Supplied material:
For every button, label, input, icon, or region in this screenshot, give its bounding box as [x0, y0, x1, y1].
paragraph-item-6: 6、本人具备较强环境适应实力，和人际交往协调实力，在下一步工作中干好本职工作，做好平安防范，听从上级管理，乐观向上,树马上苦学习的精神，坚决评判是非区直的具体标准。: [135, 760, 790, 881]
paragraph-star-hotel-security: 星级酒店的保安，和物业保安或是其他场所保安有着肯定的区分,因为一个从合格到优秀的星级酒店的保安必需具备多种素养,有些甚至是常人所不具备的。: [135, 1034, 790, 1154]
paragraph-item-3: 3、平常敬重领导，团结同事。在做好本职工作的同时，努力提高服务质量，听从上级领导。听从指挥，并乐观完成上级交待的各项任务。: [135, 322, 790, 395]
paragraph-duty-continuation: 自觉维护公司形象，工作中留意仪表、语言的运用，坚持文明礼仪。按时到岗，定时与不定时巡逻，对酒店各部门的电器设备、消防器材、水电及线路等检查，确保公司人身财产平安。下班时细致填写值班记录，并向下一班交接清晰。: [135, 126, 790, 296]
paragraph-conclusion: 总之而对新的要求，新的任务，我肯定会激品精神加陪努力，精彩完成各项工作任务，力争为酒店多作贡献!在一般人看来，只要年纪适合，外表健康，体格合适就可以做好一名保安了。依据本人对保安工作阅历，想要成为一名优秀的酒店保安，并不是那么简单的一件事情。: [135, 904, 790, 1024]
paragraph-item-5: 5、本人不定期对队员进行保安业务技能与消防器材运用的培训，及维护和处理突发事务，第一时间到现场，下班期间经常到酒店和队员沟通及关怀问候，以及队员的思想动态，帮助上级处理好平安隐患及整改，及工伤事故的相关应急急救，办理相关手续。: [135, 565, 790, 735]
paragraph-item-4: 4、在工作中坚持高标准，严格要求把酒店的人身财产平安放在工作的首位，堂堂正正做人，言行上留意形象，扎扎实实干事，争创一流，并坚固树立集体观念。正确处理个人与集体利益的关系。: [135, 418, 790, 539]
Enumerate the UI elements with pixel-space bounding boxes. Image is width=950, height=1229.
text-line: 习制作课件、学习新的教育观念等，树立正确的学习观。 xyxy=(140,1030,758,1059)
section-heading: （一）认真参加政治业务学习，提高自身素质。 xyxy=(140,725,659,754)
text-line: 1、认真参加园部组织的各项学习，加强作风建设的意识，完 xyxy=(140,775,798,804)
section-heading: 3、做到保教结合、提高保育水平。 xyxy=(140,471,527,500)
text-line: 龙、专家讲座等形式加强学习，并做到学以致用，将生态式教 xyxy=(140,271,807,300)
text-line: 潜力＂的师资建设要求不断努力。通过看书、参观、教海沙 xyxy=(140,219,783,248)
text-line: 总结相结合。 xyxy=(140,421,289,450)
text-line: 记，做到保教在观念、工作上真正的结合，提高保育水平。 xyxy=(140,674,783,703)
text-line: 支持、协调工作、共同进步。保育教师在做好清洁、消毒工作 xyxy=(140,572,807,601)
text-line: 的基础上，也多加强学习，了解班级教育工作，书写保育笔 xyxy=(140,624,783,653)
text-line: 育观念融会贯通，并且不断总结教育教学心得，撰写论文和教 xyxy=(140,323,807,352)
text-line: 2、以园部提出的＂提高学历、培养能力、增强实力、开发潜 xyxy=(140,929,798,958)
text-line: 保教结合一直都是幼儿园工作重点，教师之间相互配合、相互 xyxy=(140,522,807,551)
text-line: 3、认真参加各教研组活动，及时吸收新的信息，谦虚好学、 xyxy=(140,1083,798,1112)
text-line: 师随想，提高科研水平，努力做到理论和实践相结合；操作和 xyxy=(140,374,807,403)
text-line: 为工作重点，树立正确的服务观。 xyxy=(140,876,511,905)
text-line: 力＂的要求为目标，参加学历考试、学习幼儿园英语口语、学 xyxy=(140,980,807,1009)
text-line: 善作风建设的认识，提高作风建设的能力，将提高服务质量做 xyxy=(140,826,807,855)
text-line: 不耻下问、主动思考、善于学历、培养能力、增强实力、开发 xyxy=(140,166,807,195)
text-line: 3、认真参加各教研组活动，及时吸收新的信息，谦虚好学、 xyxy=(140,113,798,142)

Short task:
Pull out every line above that contains the string "培养能力", matching case exactly.

The output:
text-line: 2、以园部提出的＂提高学历、培养能力、增强实力、开发潜 xyxy=(140,929,798,958)
text-line: 不耻下问、主动思考、善于学历、培养能力、增强实力、开发 xyxy=(140,166,807,195)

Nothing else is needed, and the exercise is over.